**Directions for this task:**
Without the pictures, write out all the lines below exactly as they appear.

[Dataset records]
--- BEGIN ---

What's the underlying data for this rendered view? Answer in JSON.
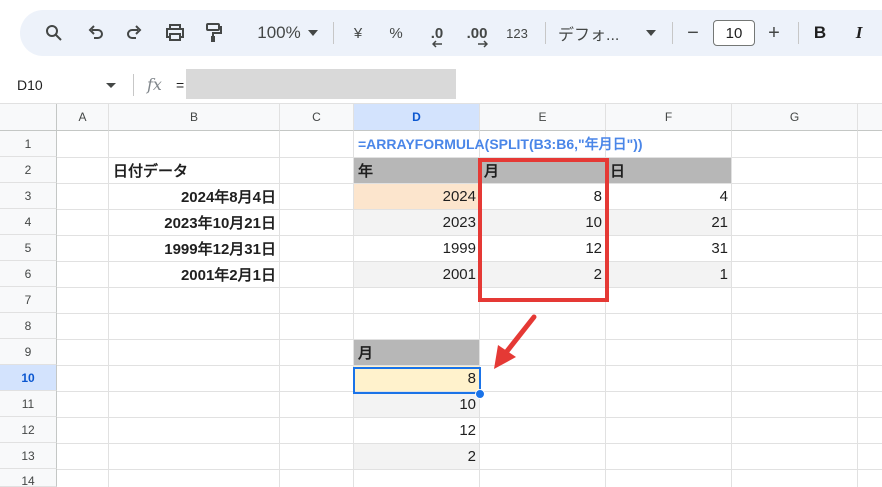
{
  "toolbar": {
    "zoom": "100%",
    "currency": "¥",
    "percent": "%",
    "decrease_decimal": ".0",
    "increase_decimal": ".00",
    "number_format": "123",
    "font": "デフォ...",
    "font_size_minus": "−",
    "font_size": "10",
    "font_size_plus": "+",
    "bold": "B",
    "italic": "I"
  },
  "formula_bar": {
    "name_box": "D10",
    "fx": "fx",
    "equals": "="
  },
  "columns": [
    "A",
    "B",
    "C",
    "D",
    "E",
    "F",
    "G"
  ],
  "rows": [
    "1",
    "2",
    "3",
    "4",
    "5",
    "6",
    "7",
    "8",
    "9",
    "10",
    "11",
    "12",
    "13",
    "14"
  ],
  "cells": {
    "D1": "=ARRAYFORMULA(SPLIT(B3:B6,\"年月日\"))",
    "B2": "日付データ",
    "B3": "2024年8月4日",
    "B4": "2023年10月21日",
    "B5": "1999年12月31日",
    "B6": "2001年2月1日",
    "D2": "年",
    "E2": "月",
    "F2": "日",
    "D3": "2024",
    "E3": "8",
    "F3": "4",
    "D4": "2023",
    "E4": "10",
    "F4": "21",
    "D5": "1999",
    "E5": "12",
    "F5": "31",
    "D6": "2001",
    "E6": "2",
    "F6": "1",
    "D9": "月",
    "D10": "8",
    "D11": "10",
    "D12": "12",
    "D13": "2"
  },
  "colors": {
    "toolbar_bg": "#edf2fa",
    "selection": "#1a73e8",
    "header_gray": "#b7b7b7",
    "peach": "#fce5cd",
    "yellow": "#fff2cc",
    "formula_blue": "#4a86e8",
    "annotation_red": "#e53935"
  }
}
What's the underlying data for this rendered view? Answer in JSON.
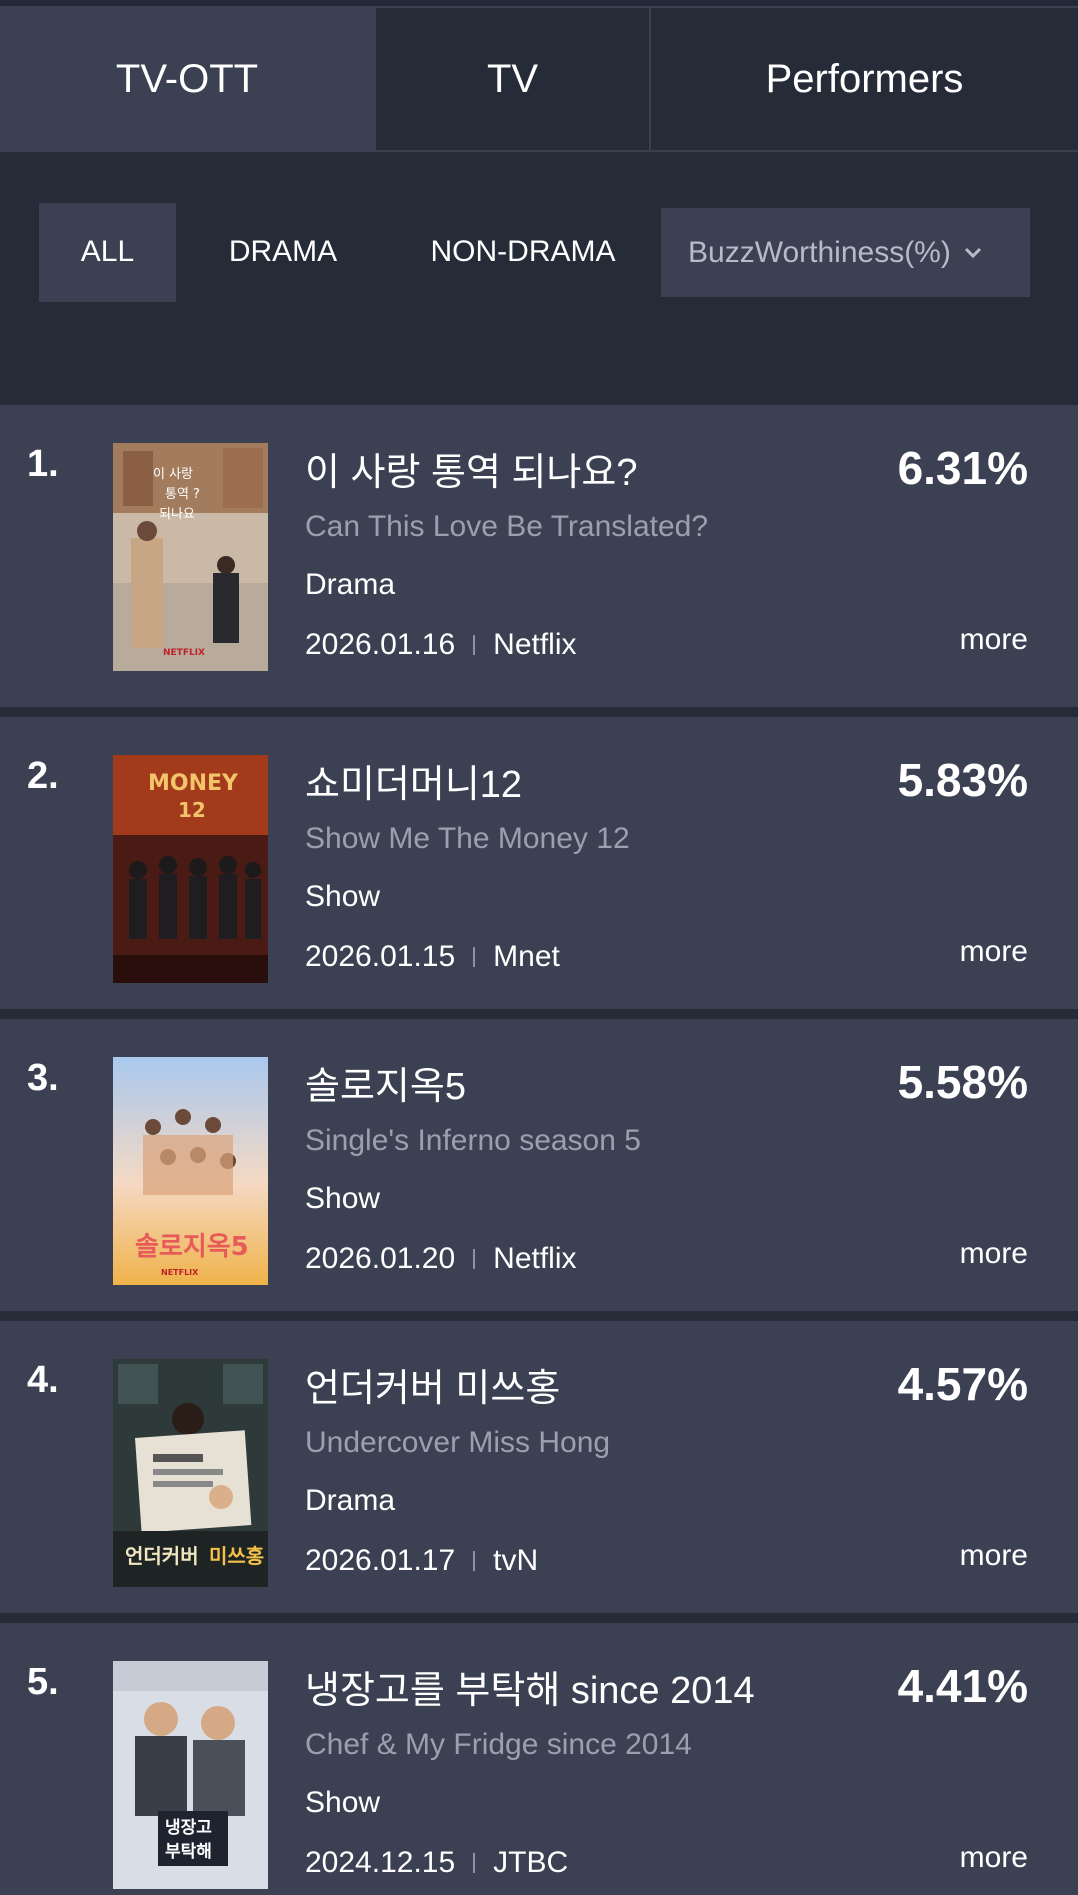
{
  "tabs": [
    {
      "label": "TV-OTT"
    },
    {
      "label": "TV"
    },
    {
      "label": "Performers"
    }
  ],
  "filters": {
    "all": "ALL",
    "drama": "DRAMA",
    "non_drama": "NON-DRAMA",
    "metric": "BuzzWorthiness(%)"
  },
  "items": [
    {
      "rank": "1.",
      "title_ko": "이 사랑 통역 되나요?",
      "title_en": "Can This Love Be Translated?",
      "genre": "Drama",
      "date": "2026.01.16",
      "channel": "Netflix",
      "percent": "6.31%",
      "more": "more"
    },
    {
      "rank": "2.",
      "title_ko": "쇼미더머니12",
      "title_en": "Show Me The Money 12",
      "genre": "Show",
      "date": "2026.01.15",
      "channel": "Mnet",
      "percent": "5.83%",
      "more": "more"
    },
    {
      "rank": "3.",
      "title_ko": "솔로지옥5",
      "title_en": "Single's Inferno season 5",
      "genre": "Show",
      "date": "2026.01.20",
      "channel": "Netflix",
      "percent": "5.58%",
      "more": "more"
    },
    {
      "rank": "4.",
      "title_ko": "언더커버 미쓰홍",
      "title_en": "Undercover Miss Hong",
      "genre": "Drama",
      "date": "2026.01.17",
      "channel": "tvN",
      "percent": "4.57%",
      "more": "more"
    },
    {
      "rank": "5.",
      "title_ko": "냉장고를 부탁해 since 2014",
      "title_en": "Chef & My Fridge since 2014",
      "genre": "Show",
      "date": "2024.12.15",
      "channel": "JTBC",
      "percent": "4.41%",
      "more": "more"
    }
  ]
}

--- END ---

**Expected output:**
What's the underlying data for this rendered view? Answer in JSON.
{
  "toolbar": {
    "zoom": "100%",
    "currency": "¥",
    "percent": "%",
    "decrease_decimal": ".0",
    "increase_decimal": ".00",
    "number_format": "123",
    "font": "デフォ...",
    "font_size_minus": "−",
    "font_size": "10",
    "font_size_plus": "+",
    "bold": "B",
    "italic": "I"
  },
  "formula_bar": {
    "name_box": "D10",
    "fx": "fx",
    "equals": "="
  },
  "columns": [
    "A",
    "B",
    "C",
    "D",
    "E",
    "F",
    "G"
  ],
  "rows": [
    "1",
    "2",
    "3",
    "4",
    "5",
    "6",
    "7",
    "8",
    "9",
    "10",
    "11",
    "12",
    "13",
    "14"
  ],
  "cells": {
    "D1": "=ARRAYFORMULA(SPLIT(B3:B6,\"年月日\"))",
    "B2": "日付データ",
    "B3": "2024年8月4日",
    "B4": "2023年10月21日",
    "B5": "1999年12月31日",
    "B6": "2001年2月1日",
    "D2": "年",
    "E2": "月",
    "F2": "日",
    "D3": "2024",
    "E3": "8",
    "F3": "4",
    "D4": "2023",
    "E4": "10",
    "F4": "21",
    "D5": "1999",
    "E5": "12",
    "F5": "31",
    "D6": "2001",
    "E6": "2",
    "F6": "1",
    "D9": "月",
    "D10": "8",
    "D11": "10",
    "D12": "12",
    "D13": "2"
  },
  "colors": {
    "toolbar_bg": "#edf2fa",
    "selection": "#1a73e8",
    "header_gray": "#b7b7b7",
    "peach": "#fce5cd",
    "yellow": "#fff2cc",
    "formula_blue": "#4a86e8",
    "annotation_red": "#e53935"
  }
}
What's the underlying data for this rendered view? Answer in JSON.
{
  "tabs": [
    {
      "label": "TV-OTT"
    },
    {
      "label": "TV"
    },
    {
      "label": "Performers"
    }
  ],
  "filters": {
    "all": "ALL",
    "drama": "DRAMA",
    "non_drama": "NON-DRAMA",
    "metric": "BuzzWorthiness(%)"
  },
  "items": [
    {
      "rank": "1.",
      "title_ko": "이 사랑 통역 되나요?",
      "title_en": "Can This Love Be Translated?",
      "genre": "Drama",
      "date": "2026.01.16",
      "channel": "Netflix",
      "percent": "6.31%",
      "more": "more"
    },
    {
      "rank": "2.",
      "title_ko": "쇼미더머니12",
      "title_en": "Show Me The Money 12",
      "genre": "Show",
      "date": "2026.01.15",
      "channel": "Mnet",
      "percent": "5.83%",
      "more": "more"
    },
    {
      "rank": "3.",
      "title_ko": "솔로지옥5",
      "title_en": "Single's Inferno season 5",
      "genre": "Show",
      "date": "2026.01.20",
      "channel": "Netflix",
      "percent": "5.58%",
      "more": "more"
    },
    {
      "rank": "4.",
      "title_ko": "언더커버 미쓰홍",
      "title_en": "Undercover Miss Hong",
      "genre": "Drama",
      "date": "2026.01.17",
      "channel": "tvN",
      "percent": "4.57%",
      "more": "more"
    },
    {
      "rank": "5.",
      "title_ko": "냉장고를 부탁해 since 2014",
      "title_en": "Chef & My Fridge since 2014",
      "genre": "Show",
      "date": "2024.12.15",
      "channel": "JTBC",
      "percent": "4.41%",
      "more": "more"
    }
  ]
}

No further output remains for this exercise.